Records for this task
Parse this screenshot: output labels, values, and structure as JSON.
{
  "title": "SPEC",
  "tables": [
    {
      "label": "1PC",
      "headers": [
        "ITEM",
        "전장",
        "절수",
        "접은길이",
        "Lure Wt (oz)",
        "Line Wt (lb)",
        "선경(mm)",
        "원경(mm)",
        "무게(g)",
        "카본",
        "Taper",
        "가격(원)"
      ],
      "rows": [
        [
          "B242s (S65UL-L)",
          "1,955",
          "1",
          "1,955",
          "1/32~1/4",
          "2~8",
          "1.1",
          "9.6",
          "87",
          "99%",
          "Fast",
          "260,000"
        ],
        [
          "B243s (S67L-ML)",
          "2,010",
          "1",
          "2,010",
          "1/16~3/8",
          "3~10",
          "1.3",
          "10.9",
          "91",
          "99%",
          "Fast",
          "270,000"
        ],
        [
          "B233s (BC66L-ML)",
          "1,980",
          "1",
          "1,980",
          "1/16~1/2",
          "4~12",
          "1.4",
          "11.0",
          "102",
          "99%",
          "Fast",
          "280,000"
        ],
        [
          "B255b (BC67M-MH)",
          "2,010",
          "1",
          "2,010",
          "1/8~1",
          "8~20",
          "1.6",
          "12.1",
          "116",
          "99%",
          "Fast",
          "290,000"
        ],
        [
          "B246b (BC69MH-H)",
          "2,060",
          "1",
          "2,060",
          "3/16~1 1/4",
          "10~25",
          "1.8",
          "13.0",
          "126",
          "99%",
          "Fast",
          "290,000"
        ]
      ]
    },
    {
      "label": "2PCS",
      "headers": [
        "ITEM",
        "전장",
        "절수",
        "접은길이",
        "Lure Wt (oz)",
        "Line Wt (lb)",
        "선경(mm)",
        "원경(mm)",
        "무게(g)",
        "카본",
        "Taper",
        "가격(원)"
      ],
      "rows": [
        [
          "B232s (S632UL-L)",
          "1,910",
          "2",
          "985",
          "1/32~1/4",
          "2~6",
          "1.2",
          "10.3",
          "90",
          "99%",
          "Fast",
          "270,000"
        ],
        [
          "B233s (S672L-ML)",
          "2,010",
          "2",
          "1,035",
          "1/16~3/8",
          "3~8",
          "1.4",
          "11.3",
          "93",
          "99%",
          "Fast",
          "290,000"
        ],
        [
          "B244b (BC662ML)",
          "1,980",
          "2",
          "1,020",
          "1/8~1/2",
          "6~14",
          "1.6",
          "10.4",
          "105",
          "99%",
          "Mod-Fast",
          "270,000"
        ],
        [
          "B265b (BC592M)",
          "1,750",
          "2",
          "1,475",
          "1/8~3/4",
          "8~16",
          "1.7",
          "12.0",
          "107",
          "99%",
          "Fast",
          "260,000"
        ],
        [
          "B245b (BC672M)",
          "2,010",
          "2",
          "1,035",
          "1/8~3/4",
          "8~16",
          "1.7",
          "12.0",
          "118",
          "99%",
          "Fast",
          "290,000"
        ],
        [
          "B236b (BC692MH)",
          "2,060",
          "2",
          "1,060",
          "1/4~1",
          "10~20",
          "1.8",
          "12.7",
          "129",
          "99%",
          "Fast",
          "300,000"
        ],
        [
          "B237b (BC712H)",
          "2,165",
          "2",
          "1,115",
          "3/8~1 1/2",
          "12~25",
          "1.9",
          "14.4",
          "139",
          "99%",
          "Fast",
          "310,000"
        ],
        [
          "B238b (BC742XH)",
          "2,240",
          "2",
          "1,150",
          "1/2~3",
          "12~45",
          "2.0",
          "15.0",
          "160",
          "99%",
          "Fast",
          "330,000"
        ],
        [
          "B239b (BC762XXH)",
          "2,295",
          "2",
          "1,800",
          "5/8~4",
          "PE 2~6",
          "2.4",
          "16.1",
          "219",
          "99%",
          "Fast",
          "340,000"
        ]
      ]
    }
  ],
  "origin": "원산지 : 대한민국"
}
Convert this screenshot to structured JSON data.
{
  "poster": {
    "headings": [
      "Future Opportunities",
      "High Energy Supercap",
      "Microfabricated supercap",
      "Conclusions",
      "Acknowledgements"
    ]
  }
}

To be done
Extract every line from the one containing "Convert this screenshot" through the last line of the data, inclusive, exactly as written.

Result below
Convert this screenshot to structured JSON data.
{
  "poster": {
    "headings": [
      "Future Opportunities",
      "High Energy Supercap",
      "Microfabricated supercap",
      "Conclusions",
      "Acknowledgements"
    ]
  }
}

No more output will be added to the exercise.